__Task requirements__. Look through the records below and collect all lines that hold the string "label".

Records contained in a dataset
★ ★ ★

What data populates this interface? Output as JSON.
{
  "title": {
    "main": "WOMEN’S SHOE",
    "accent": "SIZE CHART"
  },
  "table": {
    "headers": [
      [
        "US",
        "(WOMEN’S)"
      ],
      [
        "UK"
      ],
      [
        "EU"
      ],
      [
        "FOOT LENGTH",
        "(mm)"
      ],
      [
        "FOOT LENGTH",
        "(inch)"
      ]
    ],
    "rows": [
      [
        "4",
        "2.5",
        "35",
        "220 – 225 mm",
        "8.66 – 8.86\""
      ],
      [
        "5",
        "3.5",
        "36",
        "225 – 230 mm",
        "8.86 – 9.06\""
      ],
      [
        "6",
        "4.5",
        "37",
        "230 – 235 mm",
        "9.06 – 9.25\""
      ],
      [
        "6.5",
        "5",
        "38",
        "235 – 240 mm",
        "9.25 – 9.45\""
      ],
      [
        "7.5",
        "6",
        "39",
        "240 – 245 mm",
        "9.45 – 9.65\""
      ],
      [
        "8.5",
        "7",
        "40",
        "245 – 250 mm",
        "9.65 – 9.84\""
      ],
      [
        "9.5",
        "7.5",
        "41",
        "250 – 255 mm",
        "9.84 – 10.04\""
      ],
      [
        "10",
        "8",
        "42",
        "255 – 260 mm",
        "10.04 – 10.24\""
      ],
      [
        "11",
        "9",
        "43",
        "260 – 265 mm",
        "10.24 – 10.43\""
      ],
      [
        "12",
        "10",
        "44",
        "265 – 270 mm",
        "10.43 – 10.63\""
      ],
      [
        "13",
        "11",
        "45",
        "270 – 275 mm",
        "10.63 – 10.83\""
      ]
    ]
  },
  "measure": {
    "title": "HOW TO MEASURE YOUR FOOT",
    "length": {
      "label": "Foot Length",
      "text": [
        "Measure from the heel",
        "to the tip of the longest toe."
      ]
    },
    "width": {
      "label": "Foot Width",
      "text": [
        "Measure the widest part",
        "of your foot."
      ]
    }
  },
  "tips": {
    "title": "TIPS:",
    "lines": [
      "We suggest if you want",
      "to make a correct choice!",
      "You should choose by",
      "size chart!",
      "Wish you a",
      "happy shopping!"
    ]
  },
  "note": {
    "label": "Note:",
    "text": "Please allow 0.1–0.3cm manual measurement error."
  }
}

★ ★ ★

__Output for this exercise__.
      "label": "Foot Length",
      "label": "Foot Width",
    "label": "Note:",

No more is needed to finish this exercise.